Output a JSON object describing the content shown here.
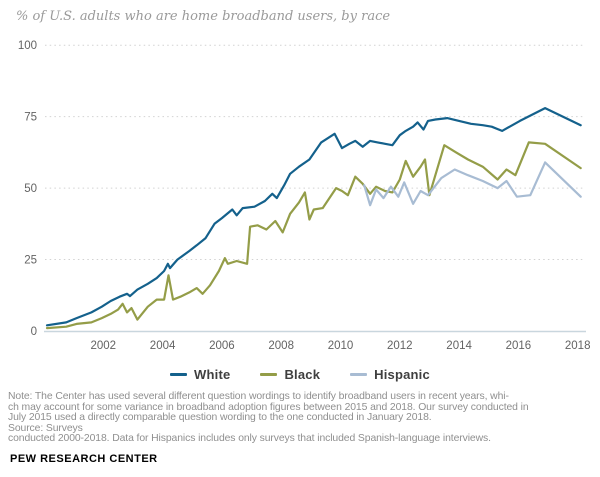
{
  "header": {
    "title": "% of U.S. adults who are home broadband users, by race"
  },
  "chart_data": {
    "type": "line",
    "title": "% of U.S. adults who are home broadband users, by race",
    "xlabel": "",
    "ylabel": "%",
    "x_axis": {
      "ticks": [
        2002,
        2004,
        2006,
        2008,
        2010,
        2012,
        2014,
        2016,
        2018
      ],
      "range": [
        2000,
        2018.3
      ]
    },
    "y_axis": {
      "ticks": [
        0,
        25,
        50,
        75,
        100
      ],
      "range": [
        0,
        100
      ]
    },
    "grid": "dotted-horizontal",
    "legend_position": "bottom",
    "series": [
      {
        "name": "White",
        "color": "#14618c",
        "points": [
          [
            2000.1,
            2
          ],
          [
            2000.75,
            3
          ],
          [
            2001.1,
            4.5
          ],
          [
            2001.6,
            6.5
          ],
          [
            2001.95,
            8.5
          ],
          [
            2002.25,
            10.5
          ],
          [
            2002.55,
            12
          ],
          [
            2002.8,
            13
          ],
          [
            2002.9,
            12.2
          ],
          [
            2003.15,
            14.5
          ],
          [
            2003.5,
            16.5
          ],
          [
            2003.8,
            18.5
          ],
          [
            2004.05,
            21
          ],
          [
            2004.18,
            23.5
          ],
          [
            2004.25,
            22
          ],
          [
            2004.5,
            25
          ],
          [
            2004.9,
            28
          ],
          [
            2005.15,
            30
          ],
          [
            2005.45,
            32.5
          ],
          [
            2005.75,
            37.5
          ],
          [
            2006.0,
            39.5
          ],
          [
            2006.35,
            42.5
          ],
          [
            2006.5,
            40.5
          ],
          [
            2006.7,
            43
          ],
          [
            2007.1,
            43.5
          ],
          [
            2007.45,
            45.5
          ],
          [
            2007.7,
            48
          ],
          [
            2007.85,
            46.5
          ],
          [
            2008.1,
            51
          ],
          [
            2008.3,
            55
          ],
          [
            2008.6,
            57.5
          ],
          [
            2008.95,
            60
          ],
          [
            2009.35,
            66
          ],
          [
            2009.8,
            69
          ],
          [
            2010.05,
            64
          ],
          [
            2010.3,
            65.5
          ],
          [
            2010.5,
            66.5
          ],
          [
            2010.75,
            64.5
          ],
          [
            2011.0,
            66.5
          ],
          [
            2011.25,
            66
          ],
          [
            2011.5,
            65.5
          ],
          [
            2011.75,
            65
          ],
          [
            2012.0,
            68.5
          ],
          [
            2012.2,
            70
          ],
          [
            2012.45,
            71.5
          ],
          [
            2012.6,
            73
          ],
          [
            2012.8,
            70.5
          ],
          [
            2012.95,
            73.5
          ],
          [
            2013.2,
            74
          ],
          [
            2013.6,
            74.5
          ],
          [
            2014.0,
            73.5
          ],
          [
            2014.4,
            72.5
          ],
          [
            2014.8,
            72
          ],
          [
            2015.1,
            71.5
          ],
          [
            2015.45,
            70
          ],
          [
            2016.05,
            73.5
          ],
          [
            2016.9,
            78
          ],
          [
            2018.1,
            72
          ]
        ]
      },
      {
        "name": "Black",
        "color": "#949d48",
        "points": [
          [
            2000.1,
            1
          ],
          [
            2000.75,
            1.5
          ],
          [
            2001.1,
            2.5
          ],
          [
            2001.6,
            3
          ],
          [
            2001.95,
            4.5
          ],
          [
            2002.25,
            6
          ],
          [
            2002.5,
            7.5
          ],
          [
            2002.65,
            9.5
          ],
          [
            2002.8,
            6.5
          ],
          [
            2002.95,
            8
          ],
          [
            2003.15,
            4
          ],
          [
            2003.5,
            8.5
          ],
          [
            2003.8,
            11
          ],
          [
            2004.05,
            11
          ],
          [
            2004.2,
            19.5
          ],
          [
            2004.35,
            11
          ],
          [
            2004.6,
            12
          ],
          [
            2004.9,
            13.5
          ],
          [
            2005.15,
            15
          ],
          [
            2005.35,
            13
          ],
          [
            2005.6,
            16
          ],
          [
            2005.9,
            21
          ],
          [
            2006.1,
            25.5
          ],
          [
            2006.2,
            23.5
          ],
          [
            2006.5,
            24.5
          ],
          [
            2006.85,
            23.5
          ],
          [
            2006.95,
            36.5
          ],
          [
            2007.2,
            37
          ],
          [
            2007.5,
            35.5
          ],
          [
            2007.8,
            38.5
          ],
          [
            2008.05,
            34.5
          ],
          [
            2008.3,
            41
          ],
          [
            2008.6,
            45
          ],
          [
            2008.8,
            48.5
          ],
          [
            2008.95,
            39
          ],
          [
            2009.1,
            42.5
          ],
          [
            2009.4,
            43
          ],
          [
            2009.85,
            50
          ],
          [
            2010.05,
            49
          ],
          [
            2010.25,
            47.5
          ],
          [
            2010.5,
            54
          ],
          [
            2010.75,
            51.5
          ],
          [
            2011.0,
            48
          ],
          [
            2011.2,
            50.5
          ],
          [
            2011.5,
            49
          ],
          [
            2011.75,
            48.5
          ],
          [
            2012.0,
            53
          ],
          [
            2012.2,
            59.5
          ],
          [
            2012.45,
            54
          ],
          [
            2012.7,
            57.5
          ],
          [
            2012.85,
            60
          ],
          [
            2013.0,
            47.5
          ],
          [
            2013.5,
            65
          ],
          [
            2013.9,
            62.5
          ],
          [
            2014.3,
            60
          ],
          [
            2014.8,
            57.5
          ],
          [
            2015.3,
            53
          ],
          [
            2015.6,
            56.5
          ],
          [
            2015.9,
            54.5
          ],
          [
            2016.35,
            66
          ],
          [
            2016.9,
            65.5
          ],
          [
            2018.1,
            57
          ]
        ]
      },
      {
        "name": "Hispanic",
        "color": "#a8bcd3",
        "points": [
          [
            2010.8,
            51
          ],
          [
            2011.0,
            44
          ],
          [
            2011.2,
            49.5
          ],
          [
            2011.45,
            46.5
          ],
          [
            2011.7,
            50.5
          ],
          [
            2011.95,
            47
          ],
          [
            2012.15,
            52
          ],
          [
            2012.45,
            44.5
          ],
          [
            2012.7,
            49
          ],
          [
            2012.95,
            47.5
          ],
          [
            2013.4,
            53.5
          ],
          [
            2013.85,
            56.5
          ],
          [
            2014.3,
            54.5
          ],
          [
            2014.8,
            52.5
          ],
          [
            2015.3,
            50
          ],
          [
            2015.6,
            52.5
          ],
          [
            2015.95,
            47
          ],
          [
            2016.4,
            47.5
          ],
          [
            2016.9,
            59
          ],
          [
            2018.1,
            47
          ]
        ]
      }
    ]
  },
  "note": {
    "lines": [
      "Note: The Center has used several different question wordings to identify broadband users in recent years, whi-",
      "ch may account for some variance in broadband adoption figures between 2015 and 2018. Our survey conducted in",
      "July 2015 used a directly comparable question wording to the one conducted in January 2018.",
      "Source: Surveys",
      " conducted 2000-2018. Data for Hispanics includes only surveys that included Spanish-language interviews."
    ]
  },
  "footer": {
    "label": "PEW RESEARCH CENTER"
  },
  "colors": {
    "axis_line": "#c9d6de",
    "gridline": "#d2d2d2",
    "tick_text": "#636363",
    "title_text": "#9a9a9a",
    "note_text": "#8f8f8f"
  }
}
○ ○ ○ ○ ○ ○ ○
### Stated goal
Note each line of the entries that has "name" in it, and copy those lines.

### The completed task
        "name": "White",
        "name": "Black",
        "name": "Hispanic",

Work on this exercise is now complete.